▶ Required work:
Write out the data again in full, exactly as it reads.

>>>>

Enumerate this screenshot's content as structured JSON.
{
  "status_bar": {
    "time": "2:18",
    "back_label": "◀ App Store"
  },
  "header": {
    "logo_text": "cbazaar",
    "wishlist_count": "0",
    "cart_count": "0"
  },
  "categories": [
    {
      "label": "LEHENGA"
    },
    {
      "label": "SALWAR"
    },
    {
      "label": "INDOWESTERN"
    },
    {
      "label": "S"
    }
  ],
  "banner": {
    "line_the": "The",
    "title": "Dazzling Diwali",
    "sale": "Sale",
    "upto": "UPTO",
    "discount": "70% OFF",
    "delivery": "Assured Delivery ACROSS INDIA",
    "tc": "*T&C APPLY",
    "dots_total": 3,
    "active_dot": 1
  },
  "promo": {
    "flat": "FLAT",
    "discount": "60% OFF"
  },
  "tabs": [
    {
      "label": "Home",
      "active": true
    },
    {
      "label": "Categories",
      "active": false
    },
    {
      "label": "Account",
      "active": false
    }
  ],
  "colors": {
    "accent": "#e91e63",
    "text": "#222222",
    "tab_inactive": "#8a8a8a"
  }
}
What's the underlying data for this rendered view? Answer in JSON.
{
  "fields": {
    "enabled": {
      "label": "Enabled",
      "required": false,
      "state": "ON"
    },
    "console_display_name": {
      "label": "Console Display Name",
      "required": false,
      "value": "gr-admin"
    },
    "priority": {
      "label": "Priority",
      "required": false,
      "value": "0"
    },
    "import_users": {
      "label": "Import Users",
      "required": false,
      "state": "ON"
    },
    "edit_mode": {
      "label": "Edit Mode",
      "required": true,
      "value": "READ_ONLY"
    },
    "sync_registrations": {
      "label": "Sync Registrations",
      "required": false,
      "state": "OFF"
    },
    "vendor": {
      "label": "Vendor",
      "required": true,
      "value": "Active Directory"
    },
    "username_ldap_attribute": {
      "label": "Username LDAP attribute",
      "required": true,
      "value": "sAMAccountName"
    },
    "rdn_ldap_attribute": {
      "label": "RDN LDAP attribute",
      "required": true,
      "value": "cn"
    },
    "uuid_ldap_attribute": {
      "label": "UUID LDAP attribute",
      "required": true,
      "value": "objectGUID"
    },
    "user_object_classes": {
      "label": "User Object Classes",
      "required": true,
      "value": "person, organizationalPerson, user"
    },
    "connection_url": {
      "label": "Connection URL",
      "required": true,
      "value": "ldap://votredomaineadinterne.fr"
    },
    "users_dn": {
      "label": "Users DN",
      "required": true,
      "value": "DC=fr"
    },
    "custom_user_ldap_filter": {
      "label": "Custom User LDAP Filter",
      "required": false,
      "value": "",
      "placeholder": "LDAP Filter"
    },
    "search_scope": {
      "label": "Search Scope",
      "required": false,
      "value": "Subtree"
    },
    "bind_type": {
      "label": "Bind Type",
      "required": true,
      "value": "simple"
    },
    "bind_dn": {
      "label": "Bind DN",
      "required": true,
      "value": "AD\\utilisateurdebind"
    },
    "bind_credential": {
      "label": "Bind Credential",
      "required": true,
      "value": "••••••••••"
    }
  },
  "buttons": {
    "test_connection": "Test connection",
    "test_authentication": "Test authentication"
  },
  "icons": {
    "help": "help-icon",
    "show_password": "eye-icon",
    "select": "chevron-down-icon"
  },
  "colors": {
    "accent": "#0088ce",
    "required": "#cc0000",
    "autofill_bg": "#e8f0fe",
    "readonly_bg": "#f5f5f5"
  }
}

<<<<

▶ The output:
Enumerate this screenshot's content as structured JSON.
{
  "status_bar": {
    "time": "2:18",
    "back_label": "◀ App Store"
  },
  "header": {
    "logo_text": "cbazaar",
    "wishlist_count": "0",
    "cart_count": "0"
  },
  "categories": [
    {
      "label": "LEHENGA"
    },
    {
      "label": "SALWAR"
    },
    {
      "label": "INDOWESTERN"
    },
    {
      "label": "S"
    }
  ],
  "banner": {
    "line_the": "The",
    "title": "Dazzling Diwali",
    "sale": "Sale",
    "upto": "UPTO",
    "discount": "70% OFF",
    "delivery": "Assured Delivery ACROSS INDIA",
    "tc": "*T&C APPLY",
    "dots_total": 3,
    "active_dot": 1
  },
  "promo": {
    "flat": "FLAT",
    "discount": "60% OFF"
  },
  "tabs": [
    {
      "label": "Home",
      "active": true
    },
    {
      "label": "Categories",
      "active": false
    },
    {
      "label": "Account",
      "active": false
    }
  ],
  "colors": {
    "accent": "#e91e63",
    "text": "#222222",
    "tab_inactive": "#8a8a8a"
  }
}
What's the underlying data for this rendered view? Answer in JSON.
{
  "fields": {
    "enabled": {
      "label": "Enabled",
      "required": false,
      "state": "ON"
    },
    "console_display_name": {
      "label": "Console Display Name",
      "required": false,
      "value": "gr-admin"
    },
    "priority": {
      "label": "Priority",
      "required": false,
      "value": "0"
    },
    "import_users": {
      "label": "Import Users",
      "required": false,
      "state": "ON"
    },
    "edit_mode": {
      "label": "Edit Mode",
      "required": true,
      "value": "READ_ONLY"
    },
    "sync_registrations": {
      "label": "Sync Registrations",
      "required": false,
      "state": "OFF"
    },
    "vendor": {
      "label": "Vendor",
      "required": true,
      "value": "Active Directory"
    },
    "username_ldap_attribute": {
      "label": "Username LDAP attribute",
      "required": true,
      "value": "sAMAccountName"
    },
    "rdn_ldap_attribute": {
      "label": "RDN LDAP attribute",
      "required": true,
      "value": "cn"
    },
    "uuid_ldap_attribute": {
      "label": "UUID LDAP attribute",
      "required": true,
      "value": "objectGUID"
    },
    "user_object_classes": {
      "label": "User Object Classes",
      "required": true,
      "value": "person, organizationalPerson, user"
    },
    "connection_url": {
      "label": "Connection URL",
      "required": true,
      "value": "ldap://votredomaineadinterne.fr"
    },
    "users_dn": {
      "label": "Users DN",
      "required": true,
      "value": "DC=fr"
    },
    "custom_user_ldap_filter": {
      "label": "Custom User LDAP Filter",
      "required": false,
      "value": "",
      "placeholder": "LDAP Filter"
    },
    "search_scope": {
      "label": "Search Scope",
      "required": false,
      "value": "Subtree"
    },
    "bind_type": {
      "label": "Bind Type",
      "required": true,
      "value": "simple"
    },
    "bind_dn": {
      "label": "Bind DN",
      "required": true,
      "value": "AD\\utilisateurdebind"
    },
    "bind_credential": {
      "label": "Bind Credential",
      "required": true,
      "value": "••••••••••"
    }
  },
  "buttons": {
    "test_connection": "Test connection",
    "test_authentication": "Test authentication"
  },
  "icons": {
    "help": "help-icon",
    "show_password": "eye-icon",
    "select": "chevron-down-icon"
  },
  "colors": {
    "accent": "#0088ce",
    "required": "#cc0000",
    "autofill_bg": "#e8f0fe",
    "readonly_bg": "#f5f5f5"
  }
}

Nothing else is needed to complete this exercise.